%%

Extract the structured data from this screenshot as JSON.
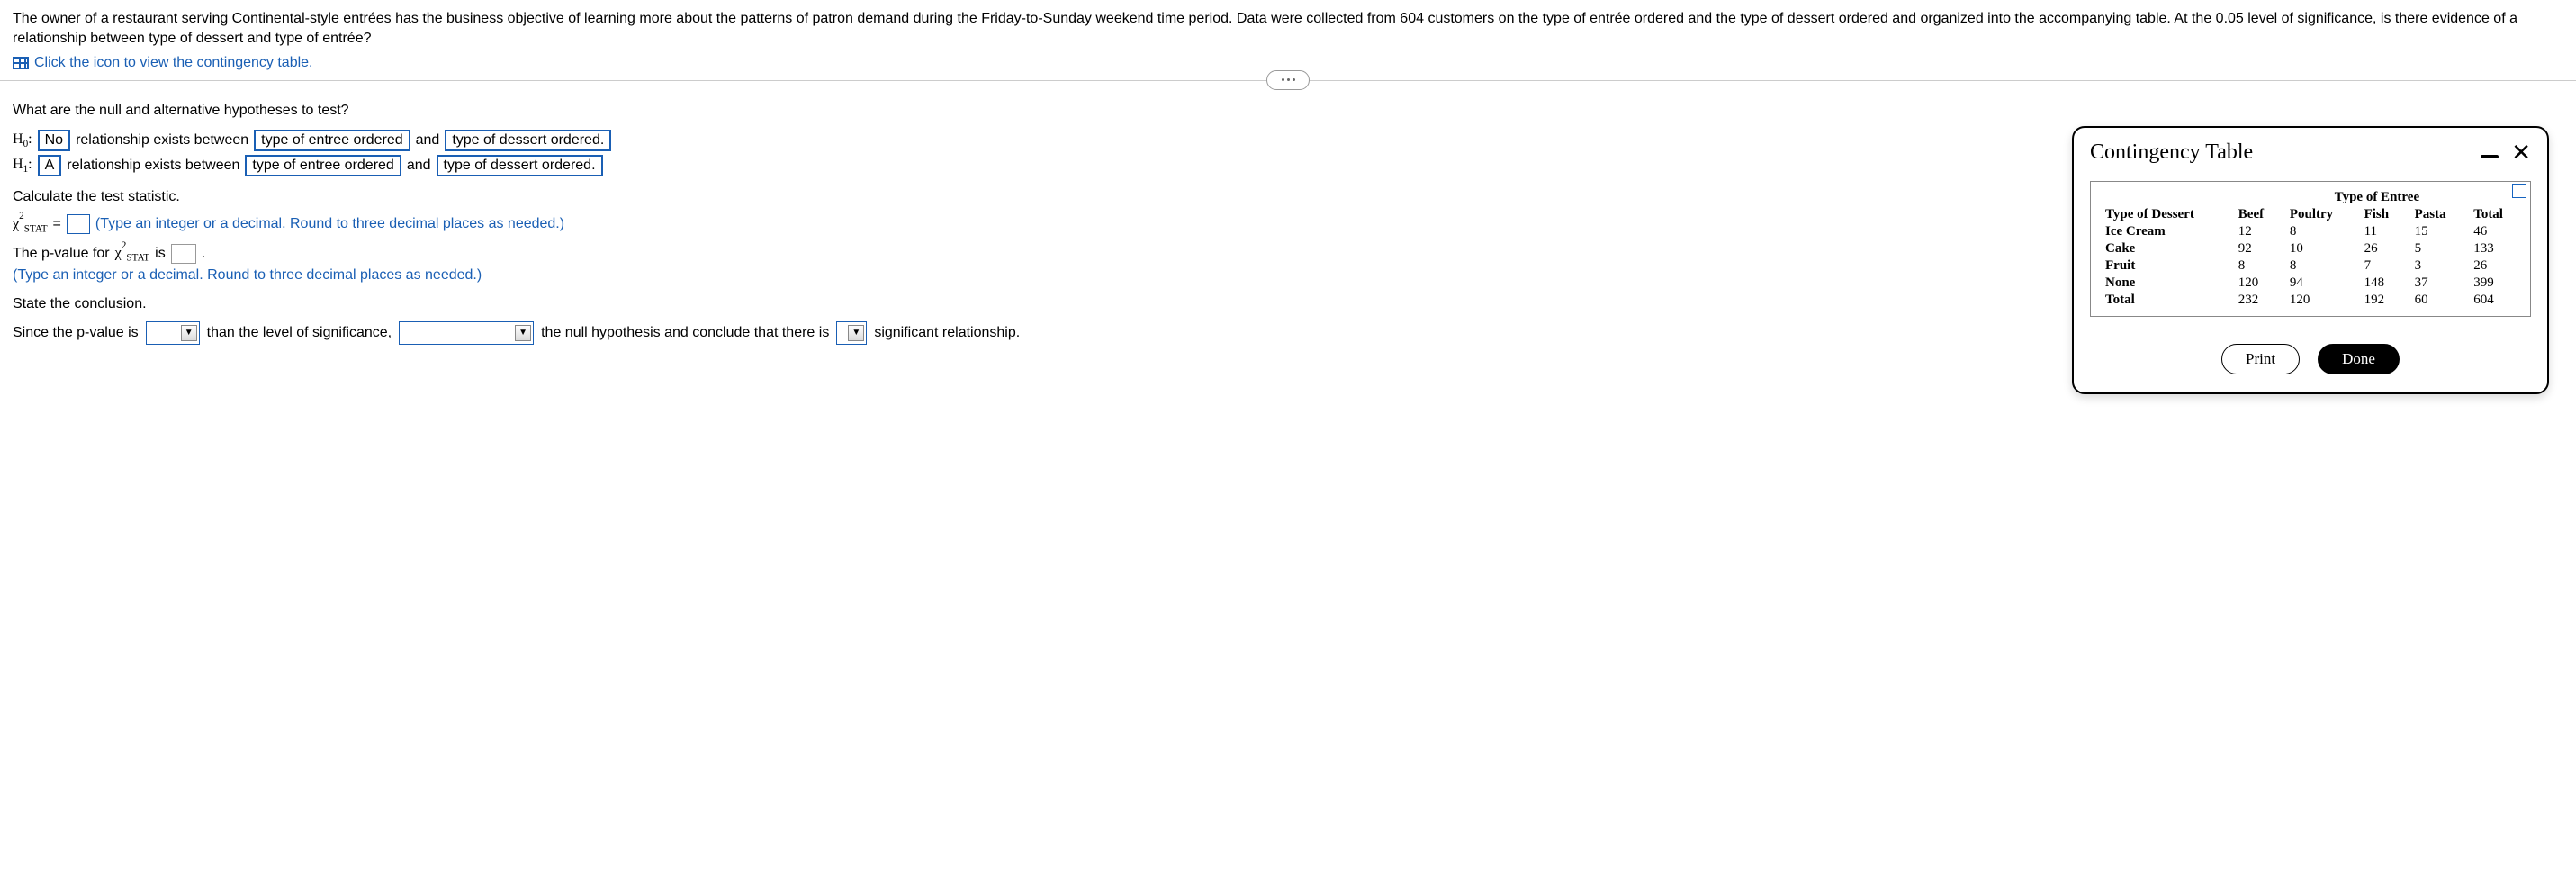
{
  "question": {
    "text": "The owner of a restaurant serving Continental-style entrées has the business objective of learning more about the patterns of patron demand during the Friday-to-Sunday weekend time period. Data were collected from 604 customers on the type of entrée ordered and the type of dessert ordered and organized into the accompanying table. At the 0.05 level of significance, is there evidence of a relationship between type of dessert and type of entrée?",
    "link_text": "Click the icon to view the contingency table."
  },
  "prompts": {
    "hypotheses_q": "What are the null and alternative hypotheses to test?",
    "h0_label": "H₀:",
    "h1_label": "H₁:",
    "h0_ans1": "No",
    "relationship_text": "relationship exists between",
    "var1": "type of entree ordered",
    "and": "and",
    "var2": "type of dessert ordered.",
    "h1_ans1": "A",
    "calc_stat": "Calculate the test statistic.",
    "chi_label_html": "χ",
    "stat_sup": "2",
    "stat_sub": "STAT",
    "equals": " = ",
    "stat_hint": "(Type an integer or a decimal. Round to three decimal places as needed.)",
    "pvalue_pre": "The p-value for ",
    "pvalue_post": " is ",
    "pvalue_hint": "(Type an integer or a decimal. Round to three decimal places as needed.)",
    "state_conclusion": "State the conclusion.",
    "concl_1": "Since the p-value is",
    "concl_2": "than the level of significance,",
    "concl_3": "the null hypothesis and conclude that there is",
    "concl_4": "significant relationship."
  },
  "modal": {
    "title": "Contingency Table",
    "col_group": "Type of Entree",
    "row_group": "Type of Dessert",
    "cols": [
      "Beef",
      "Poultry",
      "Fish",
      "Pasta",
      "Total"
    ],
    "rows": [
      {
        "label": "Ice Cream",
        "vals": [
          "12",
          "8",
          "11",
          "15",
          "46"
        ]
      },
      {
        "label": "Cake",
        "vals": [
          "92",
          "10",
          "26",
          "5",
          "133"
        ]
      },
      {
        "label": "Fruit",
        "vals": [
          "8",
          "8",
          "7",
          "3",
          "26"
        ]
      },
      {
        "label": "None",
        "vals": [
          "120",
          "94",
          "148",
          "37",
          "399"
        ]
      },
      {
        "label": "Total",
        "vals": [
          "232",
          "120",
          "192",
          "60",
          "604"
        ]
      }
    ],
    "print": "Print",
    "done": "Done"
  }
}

%%

== Exercise details ==
Note how many lines in the material hold the word "needed", and give that number with nothing added.

== Response below ==
2